**Your task**
Extend the mailing-list message below about the size of Agda's generated code, picking up right after its last sentence.

**Text excerpt**
[Agda] Size limit on generated code?
Peter Hancock
hancock at fastmail.fm
Sun Sep 28 22:04:06 CEST 2014
On 27/09/2014 13:08, Andreas Abel wrote:
> Haha, these are truly insane numbers!
I found this discussion, and the horrific numbers most interesting. A natural reaction is
that there must be a (hugely) better way of producing an executable. I'm sure a lot
of worthwhile thought has gone into producing good executables from haskell code; but
jamming agda into haskell and relying on haskell to make something sensible out of it seems
distictly over-optimistic. We're at run-time, and we might as well be in untyped lambda calculus,
or combinators.
Or is it (also?) that we want to make use of Haskell's IO-monad?
If there are now 3 sort-of backends for producing executables, there is probably something like
an interface between what the type-checker passes on to the code generator, or a rough idea of what
it might be. Are there papers, or code modules, where I can learn something about what people think?

**Provided data**

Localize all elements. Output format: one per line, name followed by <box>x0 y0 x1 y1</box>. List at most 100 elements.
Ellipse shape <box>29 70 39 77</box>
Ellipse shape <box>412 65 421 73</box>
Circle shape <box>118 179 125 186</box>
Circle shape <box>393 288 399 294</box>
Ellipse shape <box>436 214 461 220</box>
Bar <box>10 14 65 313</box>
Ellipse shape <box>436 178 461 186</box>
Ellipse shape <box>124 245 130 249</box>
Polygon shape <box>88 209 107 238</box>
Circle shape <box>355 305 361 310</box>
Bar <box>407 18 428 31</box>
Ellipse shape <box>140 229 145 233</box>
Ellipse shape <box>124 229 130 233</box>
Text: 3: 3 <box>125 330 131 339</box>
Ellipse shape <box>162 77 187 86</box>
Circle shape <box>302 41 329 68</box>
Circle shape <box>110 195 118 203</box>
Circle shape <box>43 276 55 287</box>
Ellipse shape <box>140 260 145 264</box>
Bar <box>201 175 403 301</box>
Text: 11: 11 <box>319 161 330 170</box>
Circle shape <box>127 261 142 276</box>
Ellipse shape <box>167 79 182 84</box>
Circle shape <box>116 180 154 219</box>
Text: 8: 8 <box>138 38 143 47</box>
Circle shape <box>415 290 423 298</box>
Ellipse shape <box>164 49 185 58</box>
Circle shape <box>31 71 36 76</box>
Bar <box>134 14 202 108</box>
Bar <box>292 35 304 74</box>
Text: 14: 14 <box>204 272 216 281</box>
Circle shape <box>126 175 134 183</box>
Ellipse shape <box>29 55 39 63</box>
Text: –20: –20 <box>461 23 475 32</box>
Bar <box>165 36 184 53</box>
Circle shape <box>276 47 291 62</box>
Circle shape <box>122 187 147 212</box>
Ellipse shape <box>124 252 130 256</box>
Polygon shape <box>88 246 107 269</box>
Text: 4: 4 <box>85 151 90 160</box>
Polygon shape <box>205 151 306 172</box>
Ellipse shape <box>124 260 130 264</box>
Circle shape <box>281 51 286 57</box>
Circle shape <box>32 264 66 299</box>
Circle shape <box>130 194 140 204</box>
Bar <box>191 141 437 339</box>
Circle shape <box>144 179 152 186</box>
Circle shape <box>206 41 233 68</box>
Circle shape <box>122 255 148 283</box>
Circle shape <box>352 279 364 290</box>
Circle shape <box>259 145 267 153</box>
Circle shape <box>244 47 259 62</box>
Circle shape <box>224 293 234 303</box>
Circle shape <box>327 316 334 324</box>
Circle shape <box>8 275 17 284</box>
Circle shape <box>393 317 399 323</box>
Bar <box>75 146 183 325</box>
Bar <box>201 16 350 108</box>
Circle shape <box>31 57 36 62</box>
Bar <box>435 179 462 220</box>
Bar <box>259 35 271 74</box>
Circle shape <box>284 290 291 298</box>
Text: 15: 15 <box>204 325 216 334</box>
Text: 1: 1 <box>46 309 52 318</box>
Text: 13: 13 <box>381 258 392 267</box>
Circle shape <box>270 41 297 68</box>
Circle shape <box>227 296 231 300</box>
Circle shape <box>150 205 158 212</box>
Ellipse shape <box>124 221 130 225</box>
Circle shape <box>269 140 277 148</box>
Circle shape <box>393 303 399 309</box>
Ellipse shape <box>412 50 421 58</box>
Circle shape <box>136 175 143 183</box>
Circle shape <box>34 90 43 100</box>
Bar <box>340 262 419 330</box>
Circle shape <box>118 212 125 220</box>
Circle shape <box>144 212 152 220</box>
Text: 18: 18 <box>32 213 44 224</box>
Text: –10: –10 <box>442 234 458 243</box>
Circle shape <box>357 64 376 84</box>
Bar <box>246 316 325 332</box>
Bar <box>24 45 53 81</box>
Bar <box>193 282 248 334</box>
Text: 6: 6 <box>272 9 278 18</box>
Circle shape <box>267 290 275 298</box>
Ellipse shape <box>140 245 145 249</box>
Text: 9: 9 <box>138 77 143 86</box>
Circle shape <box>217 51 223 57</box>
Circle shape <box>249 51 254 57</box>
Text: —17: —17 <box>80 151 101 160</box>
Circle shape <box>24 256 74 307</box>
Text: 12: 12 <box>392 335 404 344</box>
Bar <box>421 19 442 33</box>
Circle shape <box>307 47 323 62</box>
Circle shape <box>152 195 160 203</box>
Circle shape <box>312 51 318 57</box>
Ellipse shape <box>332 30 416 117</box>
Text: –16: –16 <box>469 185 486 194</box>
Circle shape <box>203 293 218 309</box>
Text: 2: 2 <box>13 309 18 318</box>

**The answer**
I spoke a week ago to someone currently at Microsoft who has experience with functional languages,
and LLVM , who claims to be at a loose end, and dying to get their teeth into something juicy.
The issue of the IO interface is maybe a subtle one. An executable agda program is, in my dreams,
a thing that (when executed) does something, intertwined with proofs that the effect its execution will
have on the world meets a specification (expressed in terms of state-predicate transformers, or some such foundation). A lot of the "proofs" might not be run-time-relevant, if the run-time system is to trust the type-checker. (But it may be relevant to the prosecution of guilty parties when some airplane falls out of
the sky.)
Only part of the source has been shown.